[Data records]

══════

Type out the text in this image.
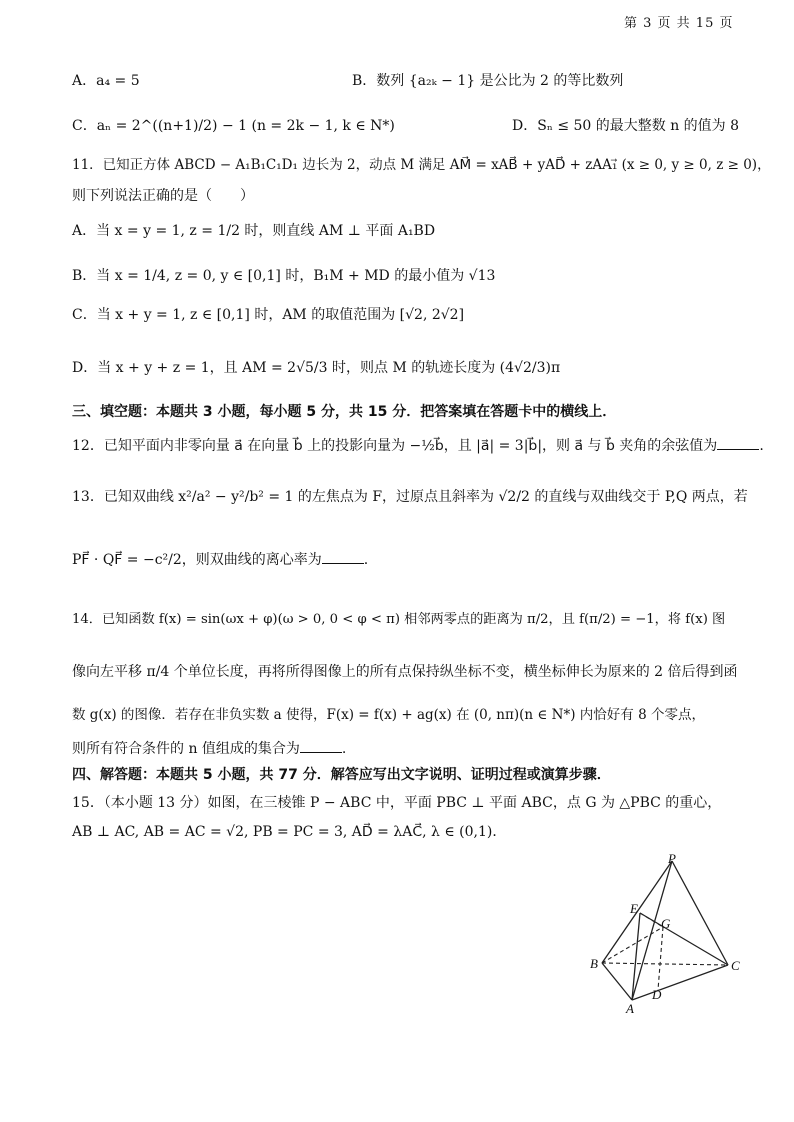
第 3 页 共 15 页
A．a₄ = 5	B．数列 {a₂ₖ − 1} 是公比为 2 的等比数列
C．aₙ = 2^((n+1)/2) − 1 (n = 2k − 1, k ∈ N*)	D．Sₙ ≤ 50 的最大整数 n 的值为 8
11．已知正方体 ABCD − A₁B₁C₁D₁ 边长为 2，动点 M 满足 AM⃗ = xAB⃗ + yAD⃗ + zAA₁⃗ (x ≥ 0, y ≥ 0, z ≥ 0)，
则下列说法正确的是（　　）
A．当 x = y = 1, z = 1/2 时，则直线 AM ⊥ 平面 A₁BD
B．当 x = 1/4, z = 0, y ∈ [0,1] 时，B₁M + MD 的最小值为 √13
C．当 x + y = 1, z ∈ [0,1] 时，AM 的取值范围为 [√2, 2√2]
D．当 x + y + z = 1，且 AM = 2√5/3 时，则点 M 的轨迹长度为 (4√2/3)π
三、填空题：本题共 3 小题，每小题 5 分，共 15 分．把答案填在答题卡中的横线上．
12．已知平面内非零向量 a⃗ 在向量 b⃗ 上的投影向量为 −½b⃗，且 |a⃗| = 3|b⃗|，则 a⃗ 与 b⃗ 夹角的余弦值为	.
13．已知双曲线 x²/a² − y²/b² = 1 的左焦点为 F，过原点且斜率为 √2/2 的直线与双曲线交于 P,Q 两点，若
PF⃗ · QF⃗ = −c²/2，则双曲线的离心率为	.
14．已知函数 f(x) = sin(ωx + φ)(ω > 0, 0 < φ < π) 相邻两零点的距离为 π/2，且 f(π/2) = −1，将 f(x) 图
像向左平移 π/4 个单位长度，再将所得图像上的所有点保持纵坐标不变，横坐标伸长为原来的 2 倍后得到函
数 g(x) 的图像．若存在非负实数 a 使得，F(x) = f(x) + ag(x) 在 (0, nπ)(n ∈ N*) 内恰好有 8 个零点，
则所有符合条件的 n 值组成的集合为	.
四、解答题：本题共 5 小题，共 77 分．解答应写出文字说明、证明过程或演算步骤．
15．（本小题 13 分）如图，在三棱锥 P − ABC 中，平面 PBC ⊥ 平面 ABC，点 G 为 △PBC 的重心，
AB ⊥ AC, AB = AC = √2, PB = PC = 3, AD⃗ = λAC⃗, λ ∈ (0,1)．
P
E
G
B	C
D
A
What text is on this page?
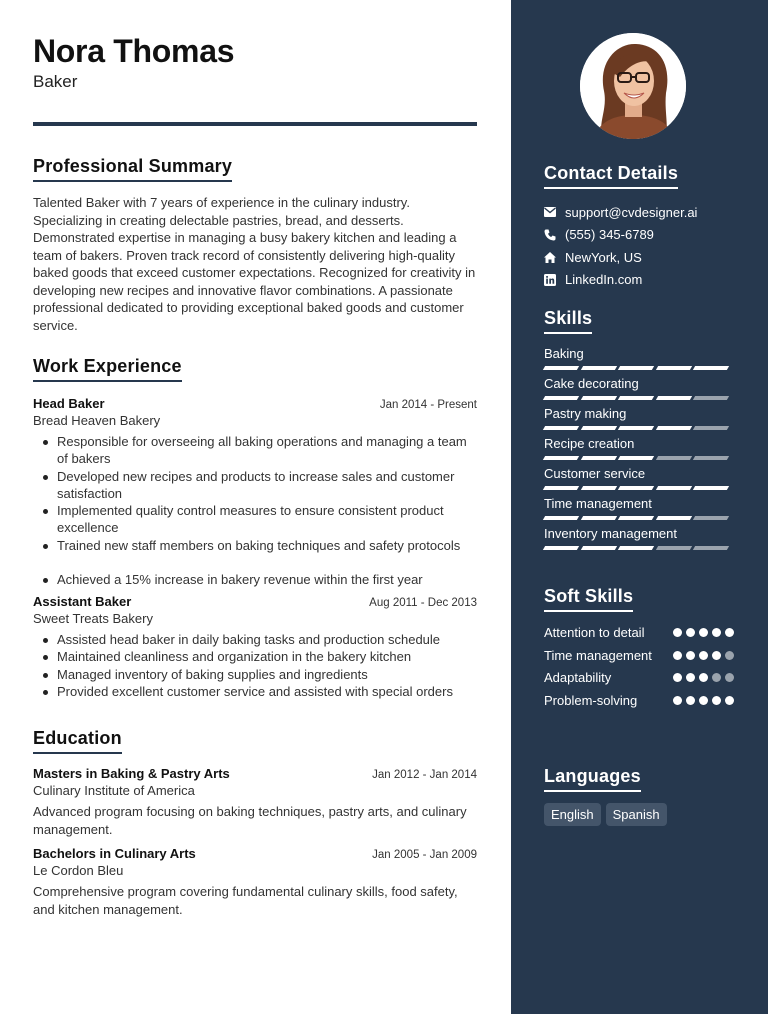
Nora Thomas
Baker
Professional Summary

Talented Baker with 7 years of experience in the culinary industry. Specializing in creating delectable pastries, bread, and desserts. Demonstrated expertise in managing a busy bakery kitchen and leading a team of bakers. Proven track record of consistently delivering high-quality baked goods that exceed customer expectations. Recognized for creativity in developing new recipes and innovative flavor combinations. A passionate professional dedicated to providing exceptional baked goods and customer service.

Work Experience
Head Baker	Jan 2014 - Present
Bread Heaven Bakery
Responsible for overseeing all baking operations and managing a team of bakers
Developed new recipes and products to increase sales and customer satisfaction
Implemented quality control measures to ensure consistent product excellence
Trained new staff members on baking techniques and safety protocols
Achieved a 15% increase in bakery revenue within the first year
Assistant Baker	Aug 2011 - Dec 2013
Sweet Treats Bakery
Assisted head baker in daily baking tasks and production schedule
Maintained cleanliness and organization in the bakery kitchen
Managed inventory of baking supplies and ingredients
Provided excellent customer service and assisted with special orders
Education
Masters in Baking & Pastry Arts	Jan 2012 - Jan 2014
Culinary Institute of America

Advanced program focusing on baking techniques, pastry arts, and culinary management.

Bachelors in Culinary Arts	Jan 2005 - Jan 2009
Le Cordon Bleu

Comprehensive program covering fundamental culinary skills, food safety, and kitchen management.

Contact Details
support@cvdesigner.ai
(555) 345-6789
NewYork, US
LinkedIn.com
Skills
Baking
Cake decorating
Pastry making
Recipe creation
Customer service
Time management
Inventory management
Soft Skills
Attention to detail
Time management
Adaptability
Problem-solving
Languages
English	Spanish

══════

> Short exercise
Repeat the records above exactly, omitting every picture.

> Task output
Type out the text in this image.
第 3 页 共 15 页
A．a₄ = 5	B．数列 {a₂ₖ − 1} 是公比为 2 的等比数列
C．aₙ = 2^((n+1)/2) − 1 (n = 2k − 1, k ∈ N*)	D．Sₙ ≤ 50 的最大整数 n 的值为 8
11．已知正方体 ABCD − A₁B₁C₁D₁ 边长为 2，动点 M 满足 AM⃗ = xAB⃗ + yAD⃗ + zAA₁⃗ (x ≥ 0, y ≥ 0, z ≥ 0)，
则下列说法正确的是（　　）
A．当 x = y = 1, z = 1/2 时，则直线 AM ⊥ 平面 A₁BD
B．当 x = 1/4, z = 0, y ∈ [0,1] 时，B₁M + MD 的最小值为 √13
C．当 x + y = 1, z ∈ [0,1] 时，AM 的取值范围为 [√2, 2√2]
D．当 x + y + z = 1，且 AM = 2√5/3 时，则点 M 的轨迹长度为 (4√2/3)π
三、填空题：本题共 3 小题，每小题 5 分，共 15 分．把答案填在答题卡中的横线上．
12．已知平面内非零向量 a⃗ 在向量 b⃗ 上的投影向量为 −½b⃗，且 |a⃗| = 3|b⃗|，则 a⃗ 与 b⃗ 夹角的余弦值为	.
13．已知双曲线 x²/a² − y²/b² = 1 的左焦点为 F，过原点且斜率为 √2/2 的直线与双曲线交于 P,Q 两点，若
PF⃗ · QF⃗ = −c²/2，则双曲线的离心率为	.
14．已知函数 f(x) = sin(ωx + φ)(ω > 0, 0 < φ < π) 相邻两零点的距离为 π/2，且 f(π/2) = −1，将 f(x) 图
像向左平移 π/4 个单位长度，再将所得图像上的所有点保持纵坐标不变，横坐标伸长为原来的 2 倍后得到函
数 g(x) 的图像．若存在非负实数 a 使得，F(x) = f(x) + ag(x) 在 (0, nπ)(n ∈ N*) 内恰好有 8 个零点，
则所有符合条件的 n 值组成的集合为	.
四、解答题：本题共 5 小题，共 77 分．解答应写出文字说明、证明过程或演算步骤．
15．（本小题 13 分）如图，在三棱锥 P − ABC 中，平面 PBC ⊥ 平面 ABC，点 G 为 △PBC 的重心，
AB ⊥ AC, AB = AC = √2, PB = PC = 3, AD⃗ = λAC⃗, λ ∈ (0,1)．
P
E
G
B	C
D
A
What text is on this page?
Nora Thomas
Baker
Professional Summary

Talented Baker with 7 years of experience in the culinary industry. Specializing in creating delectable pastries, bread, and desserts. Demonstrated expertise in managing a busy bakery kitchen and leading a team of bakers. Proven track record of consistently delivering high-quality baked goods that exceed customer expectations. Recognized for creativity in developing new recipes and innovative flavor combinations. A passionate professional dedicated to providing exceptional baked goods and customer service.

Work Experience
Head Baker	Jan 2014 - Present
Bread Heaven Bakery
Responsible for overseeing all baking operations and managing a team of bakers
Developed new recipes and products to increase sales and customer satisfaction
Implemented quality control measures to ensure consistent product excellence
Trained new staff members on baking techniques and safety protocols
Achieved a 15% increase in bakery revenue within the first year
Assistant Baker	Aug 2011 - Dec 2013
Sweet Treats Bakery
Assisted head baker in daily baking tasks and production schedule
Maintained cleanliness and organization in the bakery kitchen
Managed inventory of baking supplies and ingredients
Provided excellent customer service and assisted with special orders
Education
Masters in Baking & Pastry Arts	Jan 2012 - Jan 2014
Culinary Institute of America

Advanced program focusing on baking techniques, pastry arts, and culinary management.

Bachelors in Culinary Arts	Jan 2005 - Jan 2009
Le Cordon Bleu

Comprehensive program covering fundamental culinary skills, food safety, and kitchen management.

Contact Details
support@cvdesigner.ai
(555) 345-6789
NewYork, US
LinkedIn.com
Skills
Baking
Cake decorating
Pastry making
Recipe creation
Customer service
Time management
Inventory management
Soft Skills
Attention to detail
Time management
Adaptability
Problem-solving
Languages
English	Spanish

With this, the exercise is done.